Count every line in the data below where "going" occurs, then state that number and nothing more.

Excerpt from a dataset
* Begin *

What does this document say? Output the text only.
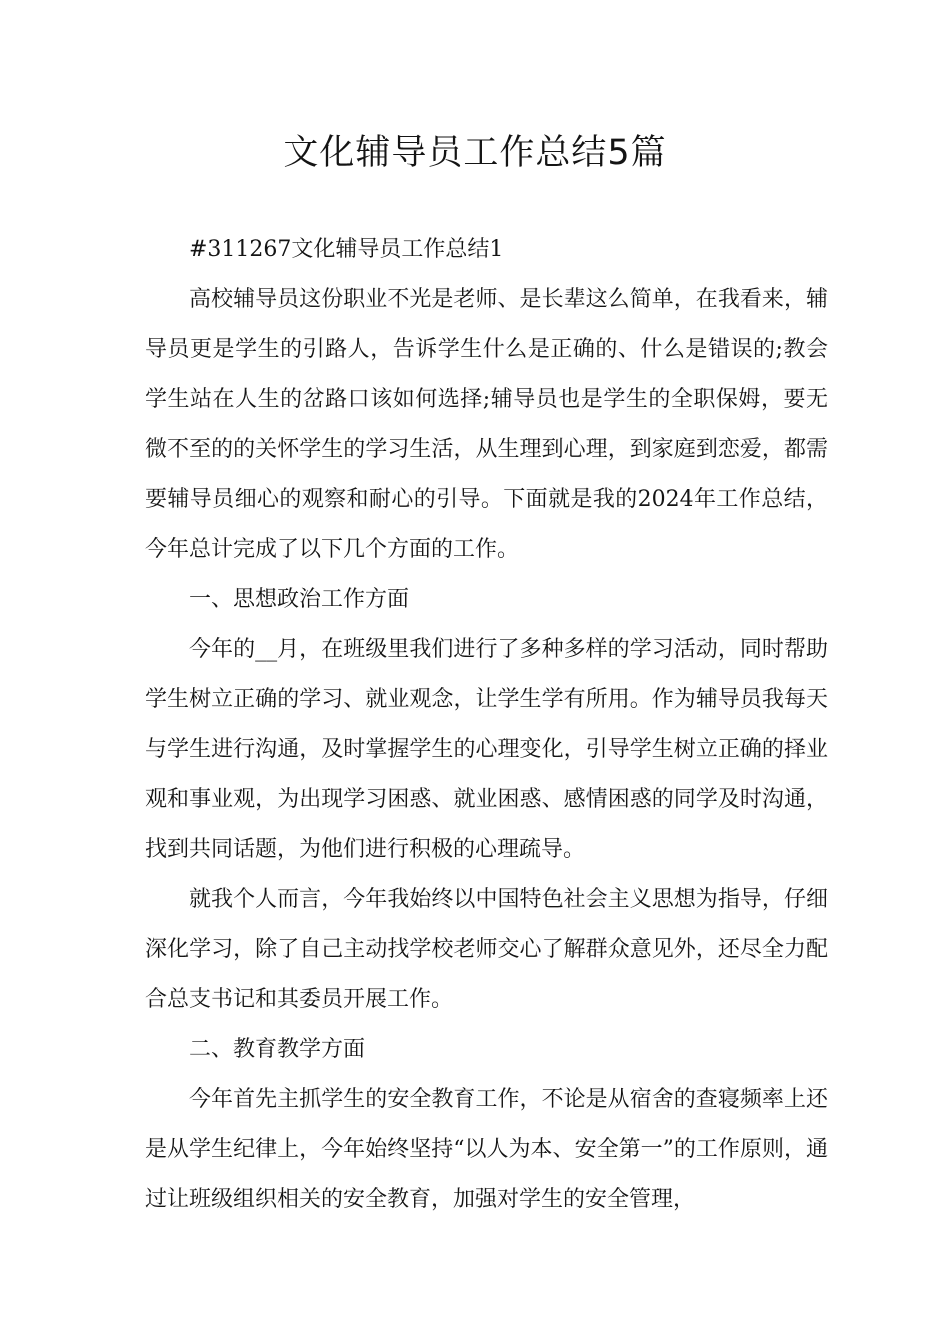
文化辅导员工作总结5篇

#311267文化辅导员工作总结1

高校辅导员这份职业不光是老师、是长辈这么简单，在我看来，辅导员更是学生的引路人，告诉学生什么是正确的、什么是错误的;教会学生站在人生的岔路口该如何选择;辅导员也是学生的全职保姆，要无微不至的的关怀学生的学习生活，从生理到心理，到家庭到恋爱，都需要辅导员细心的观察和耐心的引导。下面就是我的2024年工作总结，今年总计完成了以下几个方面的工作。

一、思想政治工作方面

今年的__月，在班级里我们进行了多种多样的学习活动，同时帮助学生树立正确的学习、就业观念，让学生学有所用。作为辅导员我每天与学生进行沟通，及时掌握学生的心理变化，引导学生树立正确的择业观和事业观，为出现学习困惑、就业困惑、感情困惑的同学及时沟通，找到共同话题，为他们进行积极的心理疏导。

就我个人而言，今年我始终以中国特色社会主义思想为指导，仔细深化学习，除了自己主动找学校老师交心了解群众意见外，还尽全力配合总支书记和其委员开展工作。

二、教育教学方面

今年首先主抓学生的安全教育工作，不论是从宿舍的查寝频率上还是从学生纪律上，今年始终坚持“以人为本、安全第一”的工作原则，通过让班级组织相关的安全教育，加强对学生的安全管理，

* End *
* Begin *

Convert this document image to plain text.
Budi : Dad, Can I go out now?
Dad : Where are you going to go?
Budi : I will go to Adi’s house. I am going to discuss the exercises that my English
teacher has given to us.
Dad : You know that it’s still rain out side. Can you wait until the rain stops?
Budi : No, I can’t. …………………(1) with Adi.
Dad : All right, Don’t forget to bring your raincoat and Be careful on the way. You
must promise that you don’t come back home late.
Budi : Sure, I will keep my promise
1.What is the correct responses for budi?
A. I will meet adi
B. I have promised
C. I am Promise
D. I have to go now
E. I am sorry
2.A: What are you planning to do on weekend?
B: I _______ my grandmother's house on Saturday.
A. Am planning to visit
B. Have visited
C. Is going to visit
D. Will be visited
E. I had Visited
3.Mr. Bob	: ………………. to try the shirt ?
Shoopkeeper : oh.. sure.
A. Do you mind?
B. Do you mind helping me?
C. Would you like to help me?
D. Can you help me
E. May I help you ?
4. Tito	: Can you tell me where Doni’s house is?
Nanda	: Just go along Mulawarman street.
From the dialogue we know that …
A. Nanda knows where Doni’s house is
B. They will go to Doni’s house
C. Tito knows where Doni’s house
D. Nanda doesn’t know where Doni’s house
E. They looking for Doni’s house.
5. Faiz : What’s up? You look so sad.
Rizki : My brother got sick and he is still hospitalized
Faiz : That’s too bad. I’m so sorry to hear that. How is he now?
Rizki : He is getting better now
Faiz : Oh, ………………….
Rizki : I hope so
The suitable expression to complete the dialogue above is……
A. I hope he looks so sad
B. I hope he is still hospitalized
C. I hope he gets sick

* End *
* Begin *

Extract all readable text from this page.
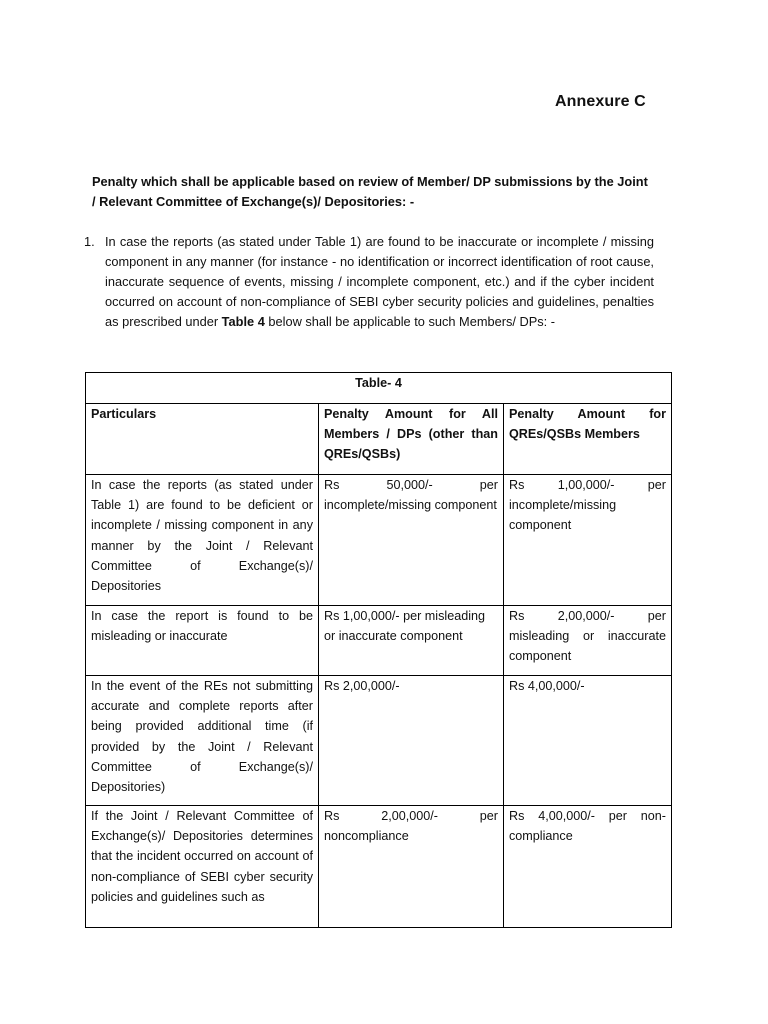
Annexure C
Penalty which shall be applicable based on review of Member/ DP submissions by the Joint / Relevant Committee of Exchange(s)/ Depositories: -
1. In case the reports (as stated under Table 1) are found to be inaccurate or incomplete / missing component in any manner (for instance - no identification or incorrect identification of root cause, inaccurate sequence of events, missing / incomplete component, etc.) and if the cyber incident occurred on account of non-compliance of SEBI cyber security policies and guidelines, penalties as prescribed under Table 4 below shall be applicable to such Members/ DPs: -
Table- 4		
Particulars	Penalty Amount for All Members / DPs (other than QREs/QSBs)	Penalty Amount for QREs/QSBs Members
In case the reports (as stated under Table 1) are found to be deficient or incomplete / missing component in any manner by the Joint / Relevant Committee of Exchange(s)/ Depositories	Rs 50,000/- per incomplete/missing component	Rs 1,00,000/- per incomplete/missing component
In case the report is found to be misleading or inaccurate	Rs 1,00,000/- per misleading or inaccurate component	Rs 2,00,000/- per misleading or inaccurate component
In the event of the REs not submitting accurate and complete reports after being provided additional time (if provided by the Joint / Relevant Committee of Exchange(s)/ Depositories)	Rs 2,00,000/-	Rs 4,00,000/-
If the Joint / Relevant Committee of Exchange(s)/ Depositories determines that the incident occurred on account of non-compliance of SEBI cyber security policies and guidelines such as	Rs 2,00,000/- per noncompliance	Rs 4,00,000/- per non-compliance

* End *

Task output.
3